* _Exercise description_: Where a line holds "network", copy it.

________________

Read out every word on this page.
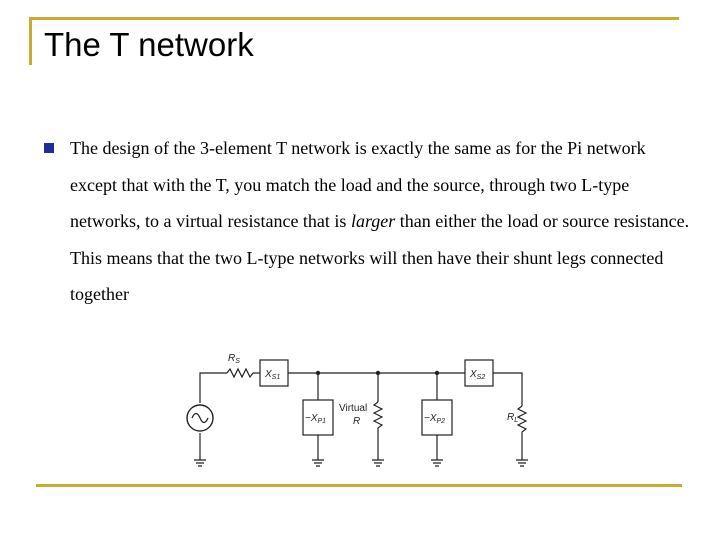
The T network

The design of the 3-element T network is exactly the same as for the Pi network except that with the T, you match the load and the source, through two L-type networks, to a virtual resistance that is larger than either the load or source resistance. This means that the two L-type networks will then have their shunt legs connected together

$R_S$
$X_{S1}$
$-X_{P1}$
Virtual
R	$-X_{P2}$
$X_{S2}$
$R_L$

________________

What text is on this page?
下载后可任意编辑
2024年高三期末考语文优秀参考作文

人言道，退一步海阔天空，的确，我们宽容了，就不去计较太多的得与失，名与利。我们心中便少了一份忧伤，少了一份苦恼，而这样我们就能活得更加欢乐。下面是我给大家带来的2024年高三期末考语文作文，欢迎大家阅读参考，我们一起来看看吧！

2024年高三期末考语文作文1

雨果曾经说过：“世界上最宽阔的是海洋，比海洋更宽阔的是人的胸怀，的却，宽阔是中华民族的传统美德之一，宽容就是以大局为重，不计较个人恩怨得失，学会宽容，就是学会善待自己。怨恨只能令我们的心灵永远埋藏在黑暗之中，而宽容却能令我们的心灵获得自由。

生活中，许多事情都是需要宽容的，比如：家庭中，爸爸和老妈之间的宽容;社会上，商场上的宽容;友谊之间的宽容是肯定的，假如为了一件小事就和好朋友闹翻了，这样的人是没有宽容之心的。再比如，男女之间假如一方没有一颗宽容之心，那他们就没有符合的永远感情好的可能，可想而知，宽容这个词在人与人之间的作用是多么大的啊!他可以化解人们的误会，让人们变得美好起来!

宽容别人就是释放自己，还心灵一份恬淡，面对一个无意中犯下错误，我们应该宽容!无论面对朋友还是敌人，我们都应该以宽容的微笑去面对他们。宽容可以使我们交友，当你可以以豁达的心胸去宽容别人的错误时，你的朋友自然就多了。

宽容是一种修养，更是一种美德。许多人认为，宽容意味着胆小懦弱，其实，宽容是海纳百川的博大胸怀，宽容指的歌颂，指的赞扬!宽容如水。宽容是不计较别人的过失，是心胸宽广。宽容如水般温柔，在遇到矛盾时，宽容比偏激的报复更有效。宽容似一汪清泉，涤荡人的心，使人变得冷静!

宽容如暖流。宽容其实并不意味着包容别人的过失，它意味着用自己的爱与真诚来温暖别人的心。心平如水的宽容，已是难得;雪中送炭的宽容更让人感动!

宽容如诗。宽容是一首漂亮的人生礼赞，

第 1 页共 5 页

________________

* _In response_:
The T network
The design of the 3-element T network is exactly the same as for the Pi network except that with the T, you match the load and the source, through two L-type networks, to a virtual resistance that is larger than either the load or source resistance. This means that the two L-type networks will then have their shunt legs connected together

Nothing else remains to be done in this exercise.